### Information given
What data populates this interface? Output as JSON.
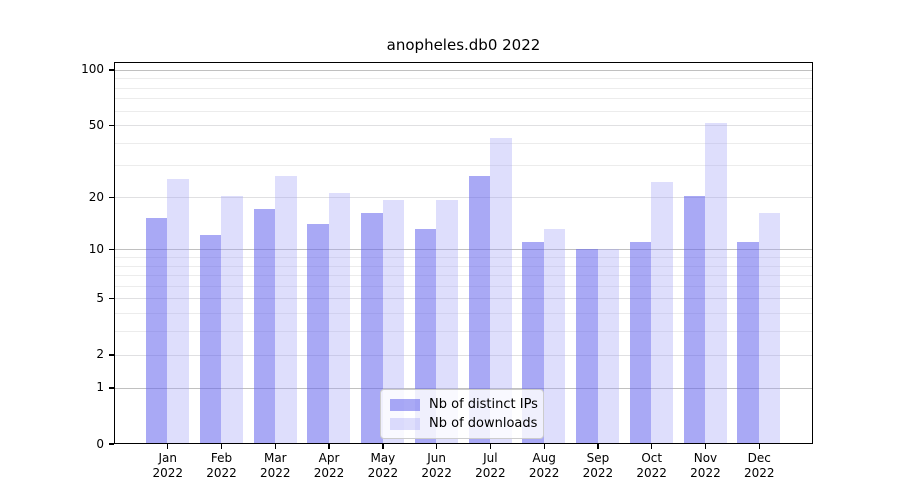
{
  "title": "anopheles.db0 2022",
  "chart_data": {
    "type": "bar",
    "title": "anopheles.db0 2022",
    "categories": [
      "Jan",
      "Feb",
      "Mar",
      "Apr",
      "May",
      "Jun",
      "Jul",
      "Aug",
      "Sep",
      "Oct",
      "Nov",
      "Dec"
    ],
    "category_year": "2022",
    "series": [
      {
        "name": "Nb of distinct IPs",
        "color": "rgba(99,99,237,0.55)",
        "values": [
          15,
          12,
          17,
          14,
          16,
          13,
          26,
          11,
          10,
          11,
          20,
          11
        ]
      },
      {
        "name": "Nb of downloads",
        "color": "rgba(160,160,245,0.35)",
        "values": [
          25,
          20,
          26,
          21,
          19,
          19,
          42,
          13,
          10,
          24,
          51,
          16
        ]
      }
    ],
    "xlabel": "",
    "ylabel": "",
    "y_axis": {
      "scale": "log10(1+x)",
      "tick_values": [
        0,
        1,
        2,
        5,
        10,
        20,
        50,
        100
      ],
      "minor_tick_values": [
        3,
        4,
        6,
        7,
        8,
        9,
        30,
        40,
        60,
        70,
        80,
        90
      ],
      "ylim": [
        0,
        110
      ],
      "grid": "on"
    },
    "legend": {
      "position": "bottom-center",
      "entries": [
        "Nb of distinct IPs",
        "Nb of downloads"
      ]
    }
  },
  "colors": {
    "background": "#ffffff",
    "bar_distinct_ips": "rgba(99,99,237,0.55)",
    "bar_downloads": "rgba(160,160,245,0.35)",
    "grid_major_power10": "#c0c0c0",
    "grid_labeled": "#e0e0e2",
    "grid_minor": "#ececec",
    "axis": "#000000",
    "legend_border": "#cccccc"
  }
}
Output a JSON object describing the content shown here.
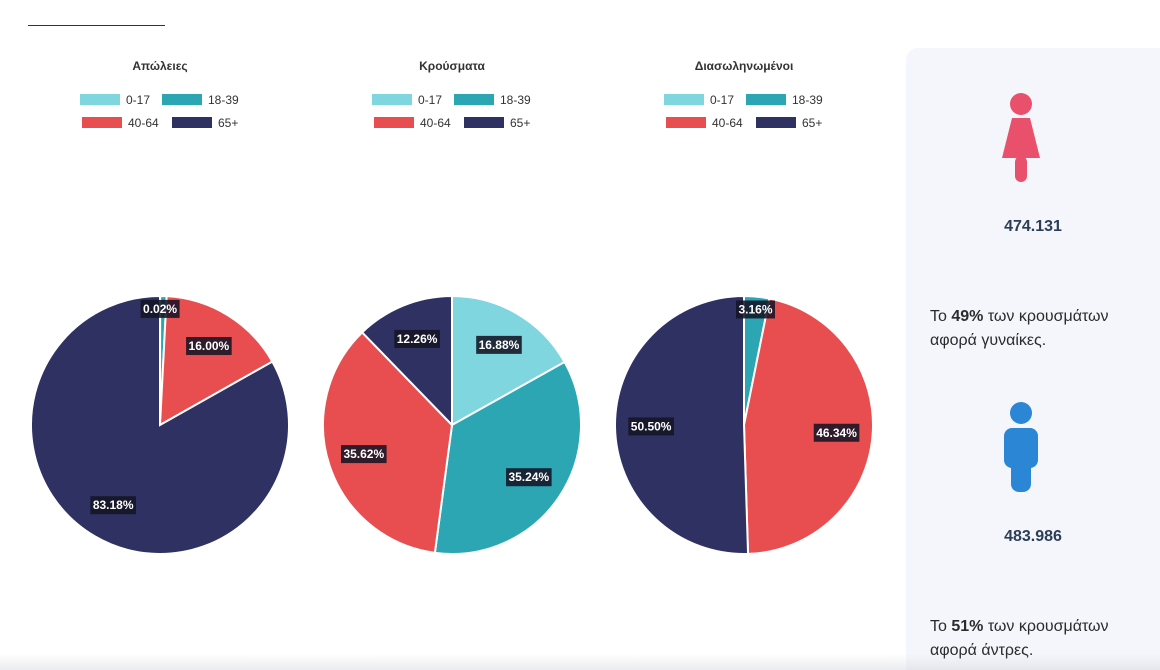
{
  "chart_data": [
    {
      "type": "pie",
      "title": "Απώλειες",
      "categories": [
        "0-17",
        "18-39",
        "40-64",
        "65+"
      ],
      "values": [
        0.02,
        0.8,
        16.0,
        83.18
      ],
      "value_labels": [
        "0.02%",
        "",
        "16.00%",
        "83.18%"
      ]
    },
    {
      "type": "pie",
      "title": "Κρούσματα",
      "categories": [
        "0-17",
        "18-39",
        "40-64",
        "65+"
      ],
      "values": [
        16.88,
        35.24,
        35.62,
        12.26
      ],
      "value_labels": [
        "16.88%",
        "35.24%",
        "35.62%",
        "12.26%"
      ]
    },
    {
      "type": "pie",
      "title": "Διασωληνωμένοι",
      "categories": [
        "0-17",
        "18-39",
        "40-64",
        "65+"
      ],
      "values": [
        0.0,
        3.16,
        46.34,
        50.5
      ],
      "value_labels": [
        "",
        "3.16%",
        "46.34%",
        "50.50%"
      ]
    }
  ],
  "legend": {
    "labels": [
      "0-17",
      "18-39",
      "40-64",
      "65+"
    ],
    "colors": [
      "#7fd6df",
      "#2ba6b2",
      "#e84e50",
      "#2e3162"
    ]
  },
  "sidebar": {
    "women": {
      "icon": "female-icon",
      "color": "#e9506b",
      "count": "474.131",
      "text_prefix": "Το ",
      "percent": "49%",
      "text_suffix": " των κρουσμάτων αφορά γυναίκες."
    },
    "men": {
      "icon": "male-icon",
      "color": "#2c86d6",
      "count": "483.986",
      "text_prefix": "Το ",
      "percent": "51%",
      "text_suffix": " των κρουσμάτων αφορά άντρες."
    }
  }
}
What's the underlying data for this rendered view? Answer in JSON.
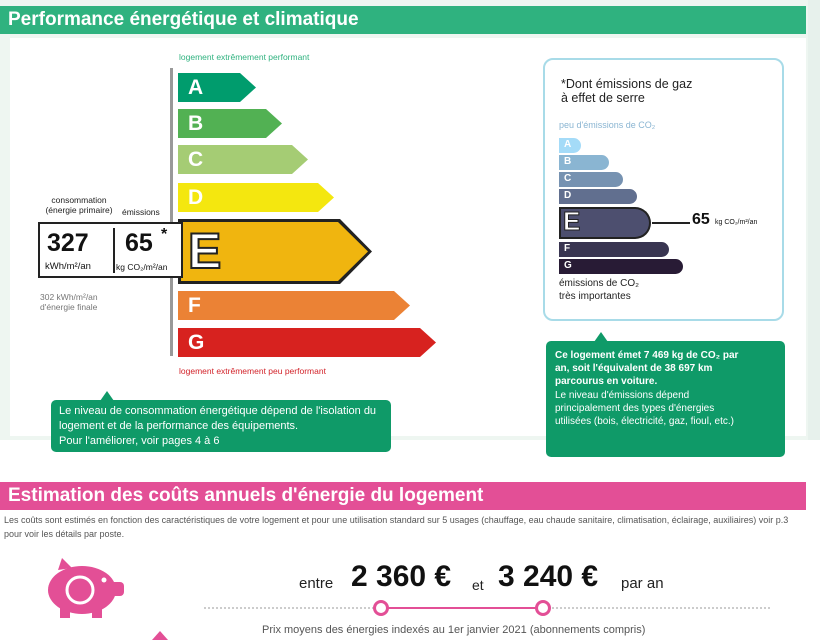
{
  "performance": {
    "title": "Performance énergétique et climatique",
    "top_label": "logement extrêmement performant",
    "bottom_label": "logement extrêmement peu performant",
    "classes": [
      "A",
      "B",
      "C",
      "D",
      "E",
      "F",
      "G"
    ],
    "class_colors": [
      "#009c6d",
      "#52b153",
      "#a5cc74",
      "#f4e70f",
      "#f0b50f",
      "#eb8235",
      "#d7221f"
    ],
    "current_class": "E",
    "consumption_label": "consommation\n(énergie primaire)",
    "emissions_label": "émissions",
    "consumption_value": "327",
    "consumption_unit": "kWh/m²/an",
    "emissions_value": "65",
    "emissions_star": "*",
    "emissions_unit": "kg CO₂/m²/an",
    "final_energy_line1": "302 kWh/m²/an",
    "final_energy_line2": "d'énergie finale",
    "bubble": {
      "line1": "Le niveau de consommation énergétique dépend de l'isolation du",
      "line2": "logement et de la performance des équipements.",
      "line3": "Pour l'améliorer, voir pages 4 à 6"
    }
  },
  "ges": {
    "note_line1": "*Dont émissions de gaz",
    "note_line2": "à effet de serre",
    "top_label": "peu d'émissions de CO₂",
    "bottom_line1": "émissions de CO₂",
    "bottom_line2": "très importantes",
    "classes": [
      "A",
      "B",
      "C",
      "D",
      "E",
      "F",
      "G"
    ],
    "class_colors": [
      "#a4dbf8",
      "#8ab5d2",
      "#7692b1",
      "#616f8f",
      "#4d4f6f",
      "#393551",
      "#281b35"
    ],
    "current_class": "E",
    "value": "65",
    "unit": "kg CO₂/m²/an",
    "bubble": {
      "line1": "Ce logement émet 7 469 kg de CO₂ par",
      "line2": "an, soit l'équivalent de 38 697 km",
      "line3": "parcourus en voiture.",
      "line4": "Le niveau d'émissions dépend",
      "line5": "principalement des types d'énergies",
      "line6": "utilisées (bois, électricité, gaz, fioul, etc.)"
    }
  },
  "costs": {
    "title": "Estimation des coûts annuels d'énergie du logement",
    "description": "Les coûts sont estimés en fonction des caractéristiques de votre logement et pour une utilisation standard sur 5 usages (chauffage, eau chaude sanitaire, climatisation, éclairage, auxiliaires) voir p.3 pour voir les détails par poste.",
    "between": "entre",
    "low": "2 360 €",
    "and": "et",
    "high": "3 240 €",
    "per_year": "par an",
    "prices_note": "Prix moyens des énergies indexés au  1er janvier 2021 (abonnements compris)",
    "euro_symbol": "€",
    "accent": "#e34f96"
  }
}
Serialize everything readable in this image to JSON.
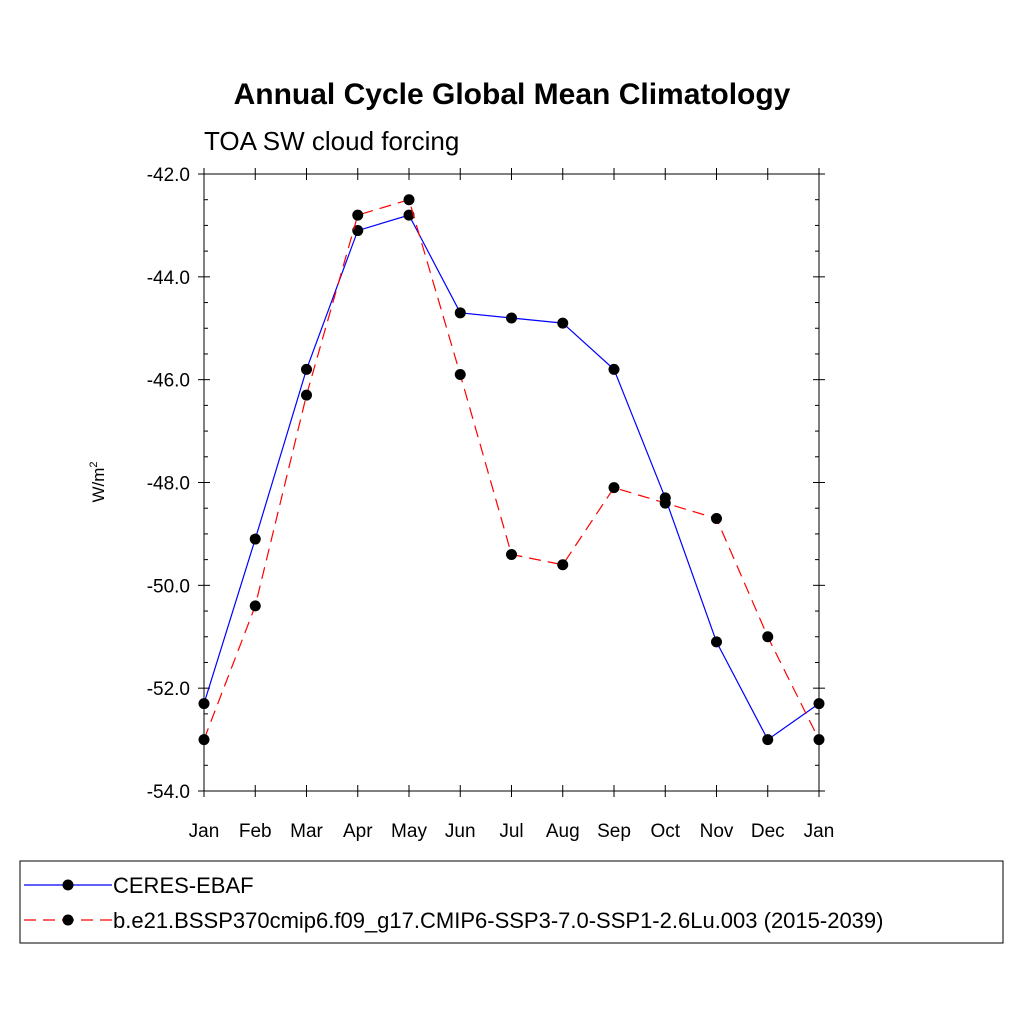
{
  "chart_data": {
    "type": "line",
    "title": "Annual Cycle Global Mean Climatology",
    "subtitle": "TOA SW cloud forcing",
    "ylabel_base": "W/m",
    "ylabel_exp": "2",
    "xlabel": "",
    "categories": [
      "Jan",
      "Feb",
      "Mar",
      "Apr",
      "May",
      "Jun",
      "Jul",
      "Aug",
      "Sep",
      "Oct",
      "Nov",
      "Dec",
      "Jan"
    ],
    "ylim": [
      -54.0,
      -42.0
    ],
    "yticks": [
      -54.0,
      -52.0,
      -50.0,
      -48.0,
      -46.0,
      -44.0,
      -42.0
    ],
    "ytick_labels": [
      "-54.0",
      "-52.0",
      "-50.0",
      "-48.0",
      "-46.0",
      "-44.0",
      "-42.0"
    ],
    "grid": false,
    "legend_position": "bottom",
    "series": [
      {
        "name": "CERES-EBAF",
        "color": "#0000ff",
        "dash": "solid",
        "values": [
          -52.3,
          -49.1,
          -45.8,
          -43.1,
          -42.8,
          -44.7,
          -44.8,
          -44.9,
          -45.8,
          -48.3,
          -51.1,
          -53.0,
          -52.3
        ]
      },
      {
        "name": "b.e21.BSSP370cmip6.f09_g17.CMIP6-SSP3-7.0-SSP1-2.6Lu.003 (2015-2039)",
        "color": "#ff0000",
        "dash": "dashed",
        "values": [
          -53.0,
          -50.4,
          -46.3,
          -42.8,
          -42.5,
          -45.9,
          -49.4,
          -49.6,
          -48.1,
          -48.4,
          -48.7,
          -51.0,
          -53.0
        ]
      }
    ]
  }
}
######
> **Description of the task**
In the entries above, count each line with "JSON"; reply with the total only.

> **Full output**
4